- WORK TO DO: Find every line of the listing below where "signal" appears, and copy it.

## begin

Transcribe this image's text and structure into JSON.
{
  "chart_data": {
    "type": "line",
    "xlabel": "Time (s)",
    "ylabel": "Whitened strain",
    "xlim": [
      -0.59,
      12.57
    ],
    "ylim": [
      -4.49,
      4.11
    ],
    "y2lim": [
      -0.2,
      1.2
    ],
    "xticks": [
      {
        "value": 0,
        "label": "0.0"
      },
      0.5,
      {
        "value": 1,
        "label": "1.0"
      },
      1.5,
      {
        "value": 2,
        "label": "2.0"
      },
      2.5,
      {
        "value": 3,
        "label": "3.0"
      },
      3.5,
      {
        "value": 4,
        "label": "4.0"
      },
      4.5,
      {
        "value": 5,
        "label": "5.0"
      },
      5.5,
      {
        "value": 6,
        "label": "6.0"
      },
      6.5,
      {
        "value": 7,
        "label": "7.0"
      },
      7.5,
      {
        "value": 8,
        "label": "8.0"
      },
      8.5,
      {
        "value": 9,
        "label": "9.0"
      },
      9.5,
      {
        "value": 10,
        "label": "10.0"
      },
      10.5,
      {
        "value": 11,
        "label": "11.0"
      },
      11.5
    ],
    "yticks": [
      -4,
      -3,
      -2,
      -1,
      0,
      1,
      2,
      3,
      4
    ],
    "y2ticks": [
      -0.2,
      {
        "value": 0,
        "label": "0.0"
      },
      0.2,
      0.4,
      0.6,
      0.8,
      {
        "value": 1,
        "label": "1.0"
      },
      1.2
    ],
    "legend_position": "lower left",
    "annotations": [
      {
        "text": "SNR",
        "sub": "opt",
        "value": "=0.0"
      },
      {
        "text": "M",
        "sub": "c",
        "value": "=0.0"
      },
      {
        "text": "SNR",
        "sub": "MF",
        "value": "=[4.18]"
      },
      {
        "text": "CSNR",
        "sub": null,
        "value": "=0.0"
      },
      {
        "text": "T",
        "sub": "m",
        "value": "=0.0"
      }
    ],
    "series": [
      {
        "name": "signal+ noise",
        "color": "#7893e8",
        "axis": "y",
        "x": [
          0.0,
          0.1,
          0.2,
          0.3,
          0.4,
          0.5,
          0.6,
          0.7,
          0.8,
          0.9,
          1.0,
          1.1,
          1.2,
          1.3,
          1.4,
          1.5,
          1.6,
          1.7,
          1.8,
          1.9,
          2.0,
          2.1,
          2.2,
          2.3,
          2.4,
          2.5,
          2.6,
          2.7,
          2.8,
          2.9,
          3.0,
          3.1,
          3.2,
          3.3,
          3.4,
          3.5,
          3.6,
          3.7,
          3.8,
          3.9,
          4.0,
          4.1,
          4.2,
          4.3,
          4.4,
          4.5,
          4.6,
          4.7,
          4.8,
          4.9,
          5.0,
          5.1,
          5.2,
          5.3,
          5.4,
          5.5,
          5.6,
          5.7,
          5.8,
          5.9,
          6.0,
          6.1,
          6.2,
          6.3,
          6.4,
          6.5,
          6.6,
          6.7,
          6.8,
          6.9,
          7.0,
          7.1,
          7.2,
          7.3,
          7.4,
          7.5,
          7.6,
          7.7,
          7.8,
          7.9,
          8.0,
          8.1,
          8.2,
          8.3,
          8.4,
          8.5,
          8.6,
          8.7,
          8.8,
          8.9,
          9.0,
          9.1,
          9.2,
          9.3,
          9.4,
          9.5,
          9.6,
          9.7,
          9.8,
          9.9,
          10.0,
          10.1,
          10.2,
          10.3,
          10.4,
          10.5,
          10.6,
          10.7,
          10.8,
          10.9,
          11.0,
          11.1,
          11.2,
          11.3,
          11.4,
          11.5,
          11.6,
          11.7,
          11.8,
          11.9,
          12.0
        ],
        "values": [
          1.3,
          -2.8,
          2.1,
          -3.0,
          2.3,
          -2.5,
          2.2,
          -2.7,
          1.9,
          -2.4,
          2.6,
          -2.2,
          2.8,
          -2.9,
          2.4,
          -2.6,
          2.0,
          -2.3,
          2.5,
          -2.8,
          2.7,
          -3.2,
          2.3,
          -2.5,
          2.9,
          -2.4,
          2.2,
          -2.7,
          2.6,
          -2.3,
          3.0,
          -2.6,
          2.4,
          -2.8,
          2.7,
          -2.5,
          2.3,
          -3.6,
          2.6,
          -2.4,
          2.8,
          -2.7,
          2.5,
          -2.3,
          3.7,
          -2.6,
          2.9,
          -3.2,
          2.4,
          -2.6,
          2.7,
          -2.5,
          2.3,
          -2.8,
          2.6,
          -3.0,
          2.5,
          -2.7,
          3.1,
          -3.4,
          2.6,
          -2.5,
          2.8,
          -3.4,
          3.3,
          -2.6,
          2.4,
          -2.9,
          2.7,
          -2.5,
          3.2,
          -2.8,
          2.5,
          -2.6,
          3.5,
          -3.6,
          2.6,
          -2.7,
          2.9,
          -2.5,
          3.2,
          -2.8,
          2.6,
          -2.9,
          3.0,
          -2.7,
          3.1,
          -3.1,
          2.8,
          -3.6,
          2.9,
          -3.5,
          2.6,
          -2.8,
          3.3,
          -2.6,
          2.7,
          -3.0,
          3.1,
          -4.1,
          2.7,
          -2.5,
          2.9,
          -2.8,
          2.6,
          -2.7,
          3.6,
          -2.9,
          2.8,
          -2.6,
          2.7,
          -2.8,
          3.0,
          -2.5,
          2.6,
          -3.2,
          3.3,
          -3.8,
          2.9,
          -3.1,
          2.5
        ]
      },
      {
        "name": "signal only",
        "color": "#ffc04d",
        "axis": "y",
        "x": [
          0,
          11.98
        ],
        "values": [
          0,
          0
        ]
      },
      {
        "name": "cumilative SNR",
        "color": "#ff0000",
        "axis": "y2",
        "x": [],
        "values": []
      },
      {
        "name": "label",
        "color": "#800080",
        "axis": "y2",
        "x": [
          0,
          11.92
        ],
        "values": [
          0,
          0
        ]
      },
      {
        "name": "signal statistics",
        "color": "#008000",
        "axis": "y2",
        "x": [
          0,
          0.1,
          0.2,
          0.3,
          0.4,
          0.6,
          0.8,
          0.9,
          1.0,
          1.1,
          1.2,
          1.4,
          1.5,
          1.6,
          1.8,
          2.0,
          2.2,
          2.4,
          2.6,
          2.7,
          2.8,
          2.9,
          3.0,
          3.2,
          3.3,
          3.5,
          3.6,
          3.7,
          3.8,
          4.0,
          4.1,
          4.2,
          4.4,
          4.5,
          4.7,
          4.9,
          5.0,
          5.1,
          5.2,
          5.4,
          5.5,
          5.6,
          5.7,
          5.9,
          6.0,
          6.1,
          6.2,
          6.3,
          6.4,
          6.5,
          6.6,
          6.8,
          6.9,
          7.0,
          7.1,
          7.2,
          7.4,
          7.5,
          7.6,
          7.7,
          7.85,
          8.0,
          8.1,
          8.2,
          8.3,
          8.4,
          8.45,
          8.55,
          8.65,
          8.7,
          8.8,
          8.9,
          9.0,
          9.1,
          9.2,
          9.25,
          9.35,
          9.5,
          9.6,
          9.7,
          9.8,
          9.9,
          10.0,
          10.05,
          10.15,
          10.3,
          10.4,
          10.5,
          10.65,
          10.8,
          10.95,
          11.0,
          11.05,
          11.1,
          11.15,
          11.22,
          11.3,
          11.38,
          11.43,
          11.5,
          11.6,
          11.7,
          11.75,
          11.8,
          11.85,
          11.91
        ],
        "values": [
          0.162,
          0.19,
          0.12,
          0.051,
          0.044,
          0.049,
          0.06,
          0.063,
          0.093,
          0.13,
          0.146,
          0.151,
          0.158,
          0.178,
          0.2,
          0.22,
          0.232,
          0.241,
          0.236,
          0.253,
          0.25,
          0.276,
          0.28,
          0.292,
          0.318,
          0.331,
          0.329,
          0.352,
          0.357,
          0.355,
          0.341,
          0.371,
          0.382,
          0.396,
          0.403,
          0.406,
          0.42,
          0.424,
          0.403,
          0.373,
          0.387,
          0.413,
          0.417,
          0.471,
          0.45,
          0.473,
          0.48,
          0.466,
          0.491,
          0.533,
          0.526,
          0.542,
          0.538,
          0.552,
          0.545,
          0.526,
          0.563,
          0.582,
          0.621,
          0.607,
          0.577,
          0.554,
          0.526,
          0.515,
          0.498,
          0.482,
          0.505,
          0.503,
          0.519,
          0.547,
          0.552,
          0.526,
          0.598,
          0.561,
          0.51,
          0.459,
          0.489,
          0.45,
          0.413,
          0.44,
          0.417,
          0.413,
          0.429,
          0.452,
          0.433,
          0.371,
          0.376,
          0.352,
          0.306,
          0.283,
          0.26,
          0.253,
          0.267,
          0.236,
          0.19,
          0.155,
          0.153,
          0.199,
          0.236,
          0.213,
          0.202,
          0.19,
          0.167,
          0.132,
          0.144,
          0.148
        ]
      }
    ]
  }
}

## end

- SOLUTION FOR THIS EXERCISE:
        "name": "signal+ noise",
        "name": "signal only",
        "name": "signal statistics",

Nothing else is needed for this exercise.